Skip to content

Infatoshi/KernelBench-Hard

Repository files navigation

KernelBench-Hard

Surgical GPU kernel benchmark. 7 carefully-chosen problems, frontier coding agents, roofline-based metric (achieved TFLOPS or GB/s vs hardware peak). Link-don't-spoil problem briefs: agents receive repo/paper URLs, not source snippets.

Sibling project to KernelBench-v3 (volume-oriented; local open-weight models). Hard is for frontier-model harnesses on a small, high-signal deck.
################
### Exercise
According to the KernelBench-Hard text, what do agents receive in the problem briefs instead of source snippets? The material that follows has no connection to the KernelBench-Hard text.
################
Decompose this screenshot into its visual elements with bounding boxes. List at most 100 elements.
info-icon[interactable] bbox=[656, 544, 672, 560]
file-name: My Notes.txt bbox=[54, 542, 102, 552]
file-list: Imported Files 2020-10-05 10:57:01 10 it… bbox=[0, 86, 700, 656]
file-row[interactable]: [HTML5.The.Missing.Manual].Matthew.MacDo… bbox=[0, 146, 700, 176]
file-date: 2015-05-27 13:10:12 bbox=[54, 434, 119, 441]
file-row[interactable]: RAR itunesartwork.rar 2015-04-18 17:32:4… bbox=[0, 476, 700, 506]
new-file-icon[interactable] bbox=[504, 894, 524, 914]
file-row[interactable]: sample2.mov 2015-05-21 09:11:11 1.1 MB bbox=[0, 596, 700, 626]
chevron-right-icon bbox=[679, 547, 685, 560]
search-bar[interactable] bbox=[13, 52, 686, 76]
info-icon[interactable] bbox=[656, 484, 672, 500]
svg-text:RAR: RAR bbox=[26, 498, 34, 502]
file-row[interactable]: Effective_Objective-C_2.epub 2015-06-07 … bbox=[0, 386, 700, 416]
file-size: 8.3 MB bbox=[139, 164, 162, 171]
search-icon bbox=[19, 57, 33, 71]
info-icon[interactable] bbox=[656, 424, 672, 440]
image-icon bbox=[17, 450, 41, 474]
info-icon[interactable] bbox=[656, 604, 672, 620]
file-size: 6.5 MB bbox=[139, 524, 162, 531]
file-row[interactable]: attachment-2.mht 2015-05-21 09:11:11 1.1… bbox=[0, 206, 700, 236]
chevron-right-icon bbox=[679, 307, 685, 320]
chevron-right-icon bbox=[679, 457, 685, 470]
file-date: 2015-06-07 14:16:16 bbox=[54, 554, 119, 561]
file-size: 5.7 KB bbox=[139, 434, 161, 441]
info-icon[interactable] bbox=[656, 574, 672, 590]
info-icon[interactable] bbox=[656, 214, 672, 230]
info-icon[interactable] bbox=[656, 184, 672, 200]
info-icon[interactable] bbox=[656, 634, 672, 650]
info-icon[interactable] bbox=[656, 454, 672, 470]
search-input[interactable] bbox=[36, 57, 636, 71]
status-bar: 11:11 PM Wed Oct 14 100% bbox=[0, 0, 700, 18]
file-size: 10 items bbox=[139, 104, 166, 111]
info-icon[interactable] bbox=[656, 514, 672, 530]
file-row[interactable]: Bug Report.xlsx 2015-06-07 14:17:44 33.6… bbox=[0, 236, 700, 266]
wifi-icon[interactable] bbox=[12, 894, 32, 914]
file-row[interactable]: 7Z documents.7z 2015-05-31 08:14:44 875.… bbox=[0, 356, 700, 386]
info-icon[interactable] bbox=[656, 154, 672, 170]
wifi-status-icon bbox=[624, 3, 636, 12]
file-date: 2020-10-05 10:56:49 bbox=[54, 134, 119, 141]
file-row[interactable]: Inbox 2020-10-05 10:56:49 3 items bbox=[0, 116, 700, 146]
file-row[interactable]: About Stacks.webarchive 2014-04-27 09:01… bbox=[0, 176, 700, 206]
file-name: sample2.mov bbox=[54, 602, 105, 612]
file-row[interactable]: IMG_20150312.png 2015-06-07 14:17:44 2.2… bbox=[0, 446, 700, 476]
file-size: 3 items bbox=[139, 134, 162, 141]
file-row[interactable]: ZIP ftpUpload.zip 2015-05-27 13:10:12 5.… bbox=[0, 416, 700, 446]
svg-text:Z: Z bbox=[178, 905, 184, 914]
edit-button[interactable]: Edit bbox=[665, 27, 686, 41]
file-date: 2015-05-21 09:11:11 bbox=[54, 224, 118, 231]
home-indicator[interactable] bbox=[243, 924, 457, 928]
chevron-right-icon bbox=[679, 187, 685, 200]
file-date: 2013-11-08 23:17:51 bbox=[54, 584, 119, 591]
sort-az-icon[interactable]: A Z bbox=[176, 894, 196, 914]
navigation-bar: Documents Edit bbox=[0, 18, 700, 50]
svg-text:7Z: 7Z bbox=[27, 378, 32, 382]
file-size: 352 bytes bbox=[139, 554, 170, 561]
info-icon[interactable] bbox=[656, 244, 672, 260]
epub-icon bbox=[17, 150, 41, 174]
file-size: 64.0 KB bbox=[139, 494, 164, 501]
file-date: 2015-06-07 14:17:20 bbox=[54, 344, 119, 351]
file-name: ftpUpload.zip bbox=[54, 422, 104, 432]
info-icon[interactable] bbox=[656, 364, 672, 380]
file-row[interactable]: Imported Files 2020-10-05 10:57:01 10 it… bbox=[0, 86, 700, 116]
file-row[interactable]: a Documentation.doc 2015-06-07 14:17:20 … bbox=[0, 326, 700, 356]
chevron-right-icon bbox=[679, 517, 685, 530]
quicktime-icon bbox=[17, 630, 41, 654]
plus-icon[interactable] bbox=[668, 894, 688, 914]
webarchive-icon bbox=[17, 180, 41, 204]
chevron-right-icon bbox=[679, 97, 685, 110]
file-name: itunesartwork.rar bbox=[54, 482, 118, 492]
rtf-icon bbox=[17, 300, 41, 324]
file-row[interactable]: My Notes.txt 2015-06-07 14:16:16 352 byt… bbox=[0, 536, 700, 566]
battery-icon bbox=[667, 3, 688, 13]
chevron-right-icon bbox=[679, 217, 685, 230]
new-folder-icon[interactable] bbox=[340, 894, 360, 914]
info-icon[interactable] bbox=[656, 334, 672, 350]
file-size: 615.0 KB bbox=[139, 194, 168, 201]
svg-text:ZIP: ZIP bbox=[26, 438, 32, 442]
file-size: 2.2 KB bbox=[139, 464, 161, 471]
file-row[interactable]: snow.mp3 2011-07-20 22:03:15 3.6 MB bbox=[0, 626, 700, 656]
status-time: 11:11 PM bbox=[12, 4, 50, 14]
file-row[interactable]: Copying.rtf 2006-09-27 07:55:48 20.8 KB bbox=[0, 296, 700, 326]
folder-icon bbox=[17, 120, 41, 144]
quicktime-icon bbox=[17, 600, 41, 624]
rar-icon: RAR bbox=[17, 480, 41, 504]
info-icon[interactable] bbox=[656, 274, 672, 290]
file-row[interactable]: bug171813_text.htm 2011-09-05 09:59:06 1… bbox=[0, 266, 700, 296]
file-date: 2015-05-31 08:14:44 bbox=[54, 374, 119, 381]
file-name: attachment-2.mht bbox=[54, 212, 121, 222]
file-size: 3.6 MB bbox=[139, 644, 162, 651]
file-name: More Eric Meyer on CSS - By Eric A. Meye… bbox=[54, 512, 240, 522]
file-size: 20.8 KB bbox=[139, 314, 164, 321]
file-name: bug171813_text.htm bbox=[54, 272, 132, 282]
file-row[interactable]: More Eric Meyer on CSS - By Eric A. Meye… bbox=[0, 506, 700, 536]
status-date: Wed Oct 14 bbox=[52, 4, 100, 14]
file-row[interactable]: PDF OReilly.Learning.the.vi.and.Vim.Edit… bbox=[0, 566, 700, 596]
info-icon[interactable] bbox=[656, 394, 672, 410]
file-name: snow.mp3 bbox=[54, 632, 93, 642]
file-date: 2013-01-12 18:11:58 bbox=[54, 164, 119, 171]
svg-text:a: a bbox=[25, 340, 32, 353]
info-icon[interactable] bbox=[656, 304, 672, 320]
################
### Answer space
They receive repo/paper URLs.